begin Records provided

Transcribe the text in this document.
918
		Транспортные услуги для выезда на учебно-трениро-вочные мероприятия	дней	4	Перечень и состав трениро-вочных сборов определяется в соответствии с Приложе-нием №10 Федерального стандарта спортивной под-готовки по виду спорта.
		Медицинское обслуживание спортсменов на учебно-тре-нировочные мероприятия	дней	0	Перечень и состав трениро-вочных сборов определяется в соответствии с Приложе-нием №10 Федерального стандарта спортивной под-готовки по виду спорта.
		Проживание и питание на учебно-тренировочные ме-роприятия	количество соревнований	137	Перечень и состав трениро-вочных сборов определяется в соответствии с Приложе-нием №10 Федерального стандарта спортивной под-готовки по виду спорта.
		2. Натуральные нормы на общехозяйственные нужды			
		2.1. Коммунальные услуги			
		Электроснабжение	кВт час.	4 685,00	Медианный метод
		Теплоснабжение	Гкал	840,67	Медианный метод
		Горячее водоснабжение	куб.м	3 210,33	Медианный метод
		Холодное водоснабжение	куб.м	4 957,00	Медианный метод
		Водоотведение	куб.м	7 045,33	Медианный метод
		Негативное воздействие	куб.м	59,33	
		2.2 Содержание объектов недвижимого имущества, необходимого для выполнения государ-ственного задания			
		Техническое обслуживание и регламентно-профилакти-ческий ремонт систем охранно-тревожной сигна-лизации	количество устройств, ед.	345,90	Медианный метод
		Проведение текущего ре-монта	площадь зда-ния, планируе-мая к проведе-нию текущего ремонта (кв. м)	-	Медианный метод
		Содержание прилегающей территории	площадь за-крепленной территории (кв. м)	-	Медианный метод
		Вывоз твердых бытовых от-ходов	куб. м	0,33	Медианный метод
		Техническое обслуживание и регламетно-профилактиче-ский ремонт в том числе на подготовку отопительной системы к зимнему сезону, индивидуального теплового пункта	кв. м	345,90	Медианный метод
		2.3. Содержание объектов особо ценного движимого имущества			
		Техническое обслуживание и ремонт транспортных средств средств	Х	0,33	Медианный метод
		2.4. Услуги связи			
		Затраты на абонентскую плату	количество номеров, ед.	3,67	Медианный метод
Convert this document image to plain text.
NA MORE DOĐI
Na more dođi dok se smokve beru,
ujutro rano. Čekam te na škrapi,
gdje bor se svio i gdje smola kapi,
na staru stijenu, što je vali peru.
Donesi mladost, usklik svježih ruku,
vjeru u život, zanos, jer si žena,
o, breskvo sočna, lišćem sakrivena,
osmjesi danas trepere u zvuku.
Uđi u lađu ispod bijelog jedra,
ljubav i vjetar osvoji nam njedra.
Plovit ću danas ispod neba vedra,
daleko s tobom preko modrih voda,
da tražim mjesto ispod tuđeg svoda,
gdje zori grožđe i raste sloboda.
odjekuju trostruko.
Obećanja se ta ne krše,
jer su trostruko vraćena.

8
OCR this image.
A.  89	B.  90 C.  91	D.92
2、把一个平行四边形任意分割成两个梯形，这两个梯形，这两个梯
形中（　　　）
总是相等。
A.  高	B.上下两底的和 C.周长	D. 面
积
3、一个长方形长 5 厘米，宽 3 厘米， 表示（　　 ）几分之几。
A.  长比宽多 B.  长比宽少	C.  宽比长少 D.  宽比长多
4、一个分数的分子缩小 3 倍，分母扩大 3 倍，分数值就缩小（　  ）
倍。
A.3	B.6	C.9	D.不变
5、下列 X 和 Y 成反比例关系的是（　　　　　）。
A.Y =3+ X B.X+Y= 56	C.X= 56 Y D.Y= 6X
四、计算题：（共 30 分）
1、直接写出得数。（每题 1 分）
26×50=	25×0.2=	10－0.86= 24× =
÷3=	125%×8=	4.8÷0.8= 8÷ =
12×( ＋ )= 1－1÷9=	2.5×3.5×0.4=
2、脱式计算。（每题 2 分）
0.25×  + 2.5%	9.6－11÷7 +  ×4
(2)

end Records provided

* Short exercise: Write out every line of the records exactly.

* Output for this exercise:
Transcribe the text in this document.
918
		Транспортные услуги для выезда на учебно-трениро-вочные мероприятия	дней	4	Перечень и состав трениро-вочных сборов определяется в соответствии с Приложе-нием №10 Федерального стандарта спортивной под-готовки по виду спорта.
		Медицинское обслуживание спортсменов на учебно-тре-нировочные мероприятия	дней	0	Перечень и состав трениро-вочных сборов определяется в соответствии с Приложе-нием №10 Федерального стандарта спортивной под-готовки по виду спорта.
		Проживание и питание на учебно-тренировочные ме-роприятия	количество соревнований	137	Перечень и состав трениро-вочных сборов определяется в соответствии с Приложе-нием №10 Федерального стандарта спортивной под-готовки по виду спорта.
		2. Натуральные нормы на общехозяйственные нужды			
		2.1. Коммунальные услуги			
		Электроснабжение	кВт час.	4 685,00	Медианный метод
		Теплоснабжение	Гкал	840,67	Медианный метод
		Горячее водоснабжение	куб.м	3 210,33	Медианный метод
		Холодное водоснабжение	куб.м	4 957,00	Медианный метод
		Водоотведение	куб.м	7 045,33	Медианный метод
		Негативное воздействие	куб.м	59,33	
		2.2 Содержание объектов недвижимого имущества, необходимого для выполнения государ-ственного задания			
		Техническое обслуживание и регламентно-профилакти-ческий ремонт систем охранно-тревожной сигна-лизации	количество устройств, ед.	345,90	Медианный метод
		Проведение текущего ре-монта	площадь зда-ния, планируе-мая к проведе-нию текущего ремонта (кв. м)	-	Медианный метод
		Содержание прилегающей территории	площадь за-крепленной территории (кв. м)	-	Медианный метод
		Вывоз твердых бытовых от-ходов	куб. м	0,33	Медианный метод
		Техническое обслуживание и регламетно-профилактиче-ский ремонт в том числе на подготовку отопительной системы к зимнему сезону, индивидуального теплового пункта	кв. м	345,90	Медианный метод
		2.3. Содержание объектов особо ценного движимого имущества			
		Техническое обслуживание и ремонт транспортных средств средств	Х	0,33	Медианный метод
		2.4. Услуги связи			
		Затраты на абонентскую плату	количество номеров, ед.	3,67	Медианный метод
Convert this document image to plain text.
NA MORE DOĐI
Na more dođi dok se smokve beru,
ujutro rano. Čekam te na škrapi,
gdje bor se svio i gdje smola kapi,
na staru stijenu, što je vali peru.
Donesi mladost, usklik svježih ruku,
vjeru u život, zanos, jer si žena,
o, breskvo sočna, lišćem sakrivena,
osmjesi danas trepere u zvuku.
Uđi u lađu ispod bijelog jedra,
ljubav i vjetar osvoji nam njedra.
Plovit ću danas ispod neba vedra,
daleko s tobom preko modrih voda,
da tražim mjesto ispod tuđeg svoda,
gdje zori grožđe i raste sloboda.
odjekuju trostruko.
Obećanja se ta ne krše,
jer su trostruko vraćena.

8
OCR this image.
A.  89	B.  90 C.  91	D.92
2、把一个平行四边形任意分割成两个梯形，这两个梯形，这两个梯
形中（　　　）
总是相等。
A.  高	B.上下两底的和 C.周长	D. 面
积
3、一个长方形长 5 厘米，宽 3 厘米， 表示（　　 ）几分之几。
A.  长比宽多 B.  长比宽少	C.  宽比长少 D.  宽比长多
4、一个分数的分子缩小 3 倍，分母扩大 3 倍，分数值就缩小（　  ）
倍。
A.3	B.6	C.9	D.不变
5、下列 X 和 Y 成反比例关系的是（　　　　　）。
A.Y =3+ X B.X+Y= 56	C.X= 56 Y D.Y= 6X
四、计算题：（共 30 分）
1、直接写出得数。（每题 1 分）
26×50=	25×0.2=	10－0.86= 24× =
÷3=	125%×8=	4.8÷0.8= 8÷ =
12×( ＋ )= 1－1÷9=	2.5×3.5×0.4=
2、脱式计算。（每题 2 分）
0.25×  + 2.5%	9.6－11÷7 +  ×4
(2)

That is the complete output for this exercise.